Work instructions:
Return all entries precisely as they stand, without the images.

↓↓↓

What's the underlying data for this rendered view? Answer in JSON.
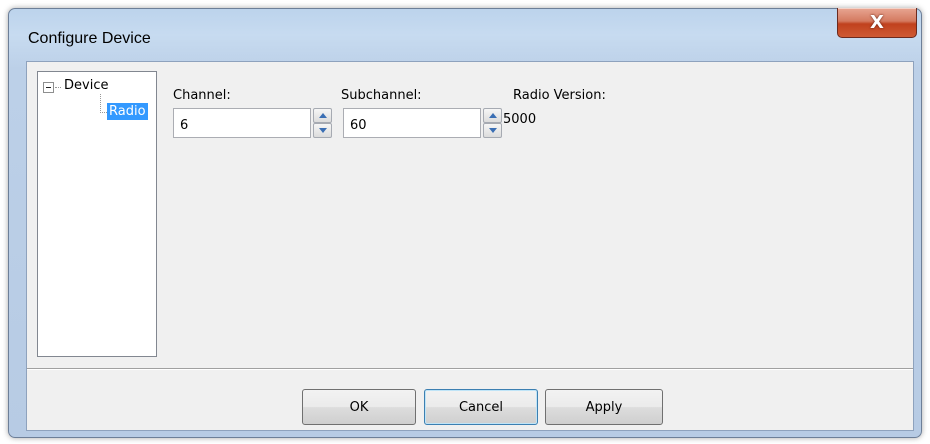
{
  "window": {
    "title": "Configure Device",
    "close_glyph": "X"
  },
  "tree": {
    "root_label": "Device",
    "child_label": "Radio",
    "expander_icon": "collapse-minus-icon"
  },
  "fields": {
    "channel": {
      "label": "Channel:",
      "value": "6"
    },
    "subchannel": {
      "label": "Subchannel:",
      "value": "60"
    },
    "radio_version": {
      "label": "Radio Version:",
      "value": "5000"
    }
  },
  "buttons": {
    "ok": "OK",
    "cancel": "Cancel",
    "apply": "Apply"
  },
  "colors": {
    "selection": "#3399ff",
    "close_button": "#c7502b",
    "spin_arrow": "#3b6fb4"
  }
}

↑↑↑

Exercise solution:
What's the underlying data for this rendered view? Answer in JSON.
{
  "window": {
    "title": "Configure Device",
    "close_glyph": "X"
  },
  "tree": {
    "root_label": "Device",
    "child_label": "Radio",
    "expander_icon": "collapse-minus-icon"
  },
  "fields": {
    "channel": {
      "label": "Channel:",
      "value": "6"
    },
    "subchannel": {
      "label": "Subchannel:",
      "value": "60"
    },
    "radio_version": {
      "label": "Radio Version:",
      "value": "5000"
    }
  },
  "buttons": {
    "ok": "OK",
    "cancel": "Cancel",
    "apply": "Apply"
  },
  "colors": {
    "selection": "#3399ff",
    "close_button": "#c7502b",
    "spin_arrow": "#3b6fb4"
  }
}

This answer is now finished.